Task brief. Set down the material once more, exactly as it appears.

== Records shown

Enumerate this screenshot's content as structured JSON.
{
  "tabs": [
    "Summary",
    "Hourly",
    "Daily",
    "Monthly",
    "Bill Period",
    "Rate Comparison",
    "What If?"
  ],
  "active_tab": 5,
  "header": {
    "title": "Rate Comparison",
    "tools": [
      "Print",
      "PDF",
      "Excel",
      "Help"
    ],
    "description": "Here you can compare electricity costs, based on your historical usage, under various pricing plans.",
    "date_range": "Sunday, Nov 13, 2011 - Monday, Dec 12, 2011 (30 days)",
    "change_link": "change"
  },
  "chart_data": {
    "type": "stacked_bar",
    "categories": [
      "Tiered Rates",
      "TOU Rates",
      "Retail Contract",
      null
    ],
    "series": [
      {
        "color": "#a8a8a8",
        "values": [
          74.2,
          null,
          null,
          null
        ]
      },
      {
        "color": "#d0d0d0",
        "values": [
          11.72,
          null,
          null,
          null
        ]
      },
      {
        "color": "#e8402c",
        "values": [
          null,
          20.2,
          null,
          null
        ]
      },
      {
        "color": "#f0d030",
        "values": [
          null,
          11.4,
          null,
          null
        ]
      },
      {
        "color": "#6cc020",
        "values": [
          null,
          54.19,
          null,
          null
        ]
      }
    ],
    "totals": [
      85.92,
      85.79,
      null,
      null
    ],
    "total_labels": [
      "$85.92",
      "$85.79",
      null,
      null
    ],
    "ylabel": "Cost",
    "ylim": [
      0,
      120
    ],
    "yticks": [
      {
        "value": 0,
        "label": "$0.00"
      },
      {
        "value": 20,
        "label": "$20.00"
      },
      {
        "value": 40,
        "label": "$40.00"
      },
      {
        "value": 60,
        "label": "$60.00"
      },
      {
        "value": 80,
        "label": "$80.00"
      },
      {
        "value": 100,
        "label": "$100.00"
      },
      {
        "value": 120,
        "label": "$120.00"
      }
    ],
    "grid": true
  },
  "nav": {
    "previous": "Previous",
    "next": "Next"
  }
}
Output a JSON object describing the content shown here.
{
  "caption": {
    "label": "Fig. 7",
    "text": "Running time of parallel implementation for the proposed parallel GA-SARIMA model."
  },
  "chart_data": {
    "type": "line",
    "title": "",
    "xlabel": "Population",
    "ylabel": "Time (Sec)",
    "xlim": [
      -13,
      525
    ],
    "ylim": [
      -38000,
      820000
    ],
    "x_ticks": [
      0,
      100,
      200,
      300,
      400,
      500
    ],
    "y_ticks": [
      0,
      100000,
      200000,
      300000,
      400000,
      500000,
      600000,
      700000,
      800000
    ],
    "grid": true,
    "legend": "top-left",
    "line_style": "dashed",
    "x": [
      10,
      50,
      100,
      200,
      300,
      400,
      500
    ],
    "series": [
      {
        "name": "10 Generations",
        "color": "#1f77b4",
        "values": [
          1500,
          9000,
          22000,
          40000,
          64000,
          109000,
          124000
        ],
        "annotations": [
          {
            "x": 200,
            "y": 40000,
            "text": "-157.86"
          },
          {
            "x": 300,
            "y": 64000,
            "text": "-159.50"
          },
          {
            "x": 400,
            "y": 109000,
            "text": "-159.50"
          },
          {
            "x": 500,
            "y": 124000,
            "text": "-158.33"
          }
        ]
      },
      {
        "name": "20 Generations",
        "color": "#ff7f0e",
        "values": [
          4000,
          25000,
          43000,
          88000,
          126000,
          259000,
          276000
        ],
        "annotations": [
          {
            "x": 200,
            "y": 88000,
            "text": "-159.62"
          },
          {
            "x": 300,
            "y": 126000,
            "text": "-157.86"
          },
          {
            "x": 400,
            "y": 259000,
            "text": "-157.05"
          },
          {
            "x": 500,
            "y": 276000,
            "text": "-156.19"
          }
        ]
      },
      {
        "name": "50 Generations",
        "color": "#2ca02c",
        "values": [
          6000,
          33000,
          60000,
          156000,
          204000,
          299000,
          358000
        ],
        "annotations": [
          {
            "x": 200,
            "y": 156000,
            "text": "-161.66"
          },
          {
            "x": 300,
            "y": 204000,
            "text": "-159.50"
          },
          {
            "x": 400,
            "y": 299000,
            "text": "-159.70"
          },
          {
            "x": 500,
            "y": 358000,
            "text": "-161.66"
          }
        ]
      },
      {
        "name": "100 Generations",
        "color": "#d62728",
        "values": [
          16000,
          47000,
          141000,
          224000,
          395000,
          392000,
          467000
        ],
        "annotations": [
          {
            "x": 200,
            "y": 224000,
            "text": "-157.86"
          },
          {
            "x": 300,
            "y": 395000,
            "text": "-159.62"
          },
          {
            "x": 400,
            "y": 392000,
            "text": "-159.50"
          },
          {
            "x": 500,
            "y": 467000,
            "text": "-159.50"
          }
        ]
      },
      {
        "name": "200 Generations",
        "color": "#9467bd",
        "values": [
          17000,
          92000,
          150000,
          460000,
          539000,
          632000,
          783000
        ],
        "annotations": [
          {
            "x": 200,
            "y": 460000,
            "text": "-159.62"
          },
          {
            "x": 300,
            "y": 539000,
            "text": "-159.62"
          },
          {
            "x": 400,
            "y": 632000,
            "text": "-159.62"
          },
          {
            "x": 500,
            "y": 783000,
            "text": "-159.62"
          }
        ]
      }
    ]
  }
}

====

Finished task.
Enumerate this screenshot's content as structured JSON.
{
  "tabs": [
    "Summary",
    "Hourly",
    "Daily",
    "Monthly",
    "Bill Period",
    "Rate Comparison",
    "What If?"
  ],
  "active_tab": 5,
  "header": {
    "title": "Rate Comparison",
    "tools": [
      "Print",
      "PDF",
      "Excel",
      "Help"
    ],
    "description": "Here you can compare electricity costs, based on your historical usage, under various pricing plans.",
    "date_range": "Sunday, Nov 13, 2011 - Monday, Dec 12, 2011 (30 days)",
    "change_link": "change"
  },
  "chart_data": {
    "type": "stacked_bar",
    "categories": [
      "Tiered Rates",
      "TOU Rates",
      "Retail Contract",
      null
    ],
    "series": [
      {
        "color": "#a8a8a8",
        "values": [
          74.2,
          null,
          null,
          null
        ]
      },
      {
        "color": "#d0d0d0",
        "values": [
          11.72,
          null,
          null,
          null
        ]
      },
      {
        "color": "#e8402c",
        "values": [
          null,
          20.2,
          null,
          null
        ]
      },
      {
        "color": "#f0d030",
        "values": [
          null,
          11.4,
          null,
          null
        ]
      },
      {
        "color": "#6cc020",
        "values": [
          null,
          54.19,
          null,
          null
        ]
      }
    ],
    "totals": [
      85.92,
      85.79,
      null,
      null
    ],
    "total_labels": [
      "$85.92",
      "$85.79",
      null,
      null
    ],
    "ylabel": "Cost",
    "ylim": [
      0,
      120
    ],
    "yticks": [
      {
        "value": 0,
        "label": "$0.00"
      },
      {
        "value": 20,
        "label": "$20.00"
      },
      {
        "value": 40,
        "label": "$40.00"
      },
      {
        "value": 60,
        "label": "$60.00"
      },
      {
        "value": 80,
        "label": "$80.00"
      },
      {
        "value": 100,
        "label": "$100.00"
      },
      {
        "value": 120,
        "label": "$120.00"
      }
    ],
    "grid": true
  },
  "nav": {
    "previous": "Previous",
    "next": "Next"
  }
}
Output a JSON object describing the content shown here.
{
  "caption": {
    "label": "Fig. 7",
    "text": "Running time of parallel implementation for the proposed parallel GA-SARIMA model."
  },
  "chart_data": {
    "type": "line",
    "title": "",
    "xlabel": "Population",
    "ylabel": "Time (Sec)",
    "xlim": [
      -13,
      525
    ],
    "ylim": [
      -38000,
      820000
    ],
    "x_ticks": [
      0,
      100,
      200,
      300,
      400,
      500
    ],
    "y_ticks": [
      0,
      100000,
      200000,
      300000,
      400000,
      500000,
      600000,
      700000,
      800000
    ],
    "grid": true,
    "legend": "top-left",
    "line_style": "dashed",
    "x": [
      10,
      50,
      100,
      200,
      300,
      400,
      500
    ],
    "series": [
      {
        "name": "10 Generations",
        "color": "#1f77b4",
        "values": [
          1500,
          9000,
          22000,
          40000,
          64000,
          109000,
          124000
        ],
        "annotations": [
          {
            "x": 200,
            "y": 40000,
            "text": "-157.86"
          },
          {
            "x": 300,
            "y": 64000,
            "text": "-159.50"
          },
          {
            "x": 400,
            "y": 109000,
            "text": "-159.50"
          },
          {
            "x": 500,
            "y": 124000,
            "text": "-158.33"
          }
        ]
      },
      {
        "name": "20 Generations",
        "color": "#ff7f0e",
        "values": [
          4000,
          25000,
          43000,
          88000,
          126000,
          259000,
          276000
        ],
        "annotations": [
          {
            "x": 200,
            "y": 88000,
            "text": "-159.62"
          },
          {
            "x": 300,
            "y": 126000,
            "text": "-157.86"
          },
          {
            "x": 400,
            "y": 259000,
            "text": "-157.05"
          },
          {
            "x": 500,
            "y": 276000,
            "text": "-156.19"
          }
        ]
      },
      {
        "name": "50 Generations",
        "color": "#2ca02c",
        "values": [
          6000,
          33000,
          60000,
          156000,
          204000,
          299000,
          358000
        ],
        "annotations": [
          {
            "x": 200,
            "y": 156000,
            "text": "-161.66"
          },
          {
            "x": 300,
            "y": 204000,
            "text": "-159.50"
          },
          {
            "x": 400,
            "y": 299000,
            "text": "-159.70"
          },
          {
            "x": 500,
            "y": 358000,
            "text": "-161.66"
          }
        ]
      },
      {
        "name": "100 Generations",
        "color": "#d62728",
        "values": [
          16000,
          47000,
          141000,
          224000,
          395000,
          392000,
          467000
        ],
        "annotations": [
          {
            "x": 200,
            "y": 224000,
            "text": "-157.86"
          },
          {
            "x": 300,
            "y": 395000,
            "text": "-159.62"
          },
          {
            "x": 400,
            "y": 392000,
            "text": "-159.50"
          },
          {
            "x": 500,
            "y": 467000,
            "text": "-159.50"
          }
        ]
      },
      {
        "name": "200 Generations",
        "color": "#9467bd",
        "values": [
          17000,
          92000,
          150000,
          460000,
          539000,
          632000,
          783000
        ],
        "annotations": [
          {
            "x": 200,
            "y": 460000,
            "text": "-159.62"
          },
          {
            "x": 300,
            "y": 539000,
            "text": "-159.62"
          },
          {
            "x": 400,
            "y": 632000,
            "text": "-159.62"
          },
          {
            "x": 500,
            "y": 783000,
            "text": "-159.62"
          }
        ]
      }
    ]
  }
}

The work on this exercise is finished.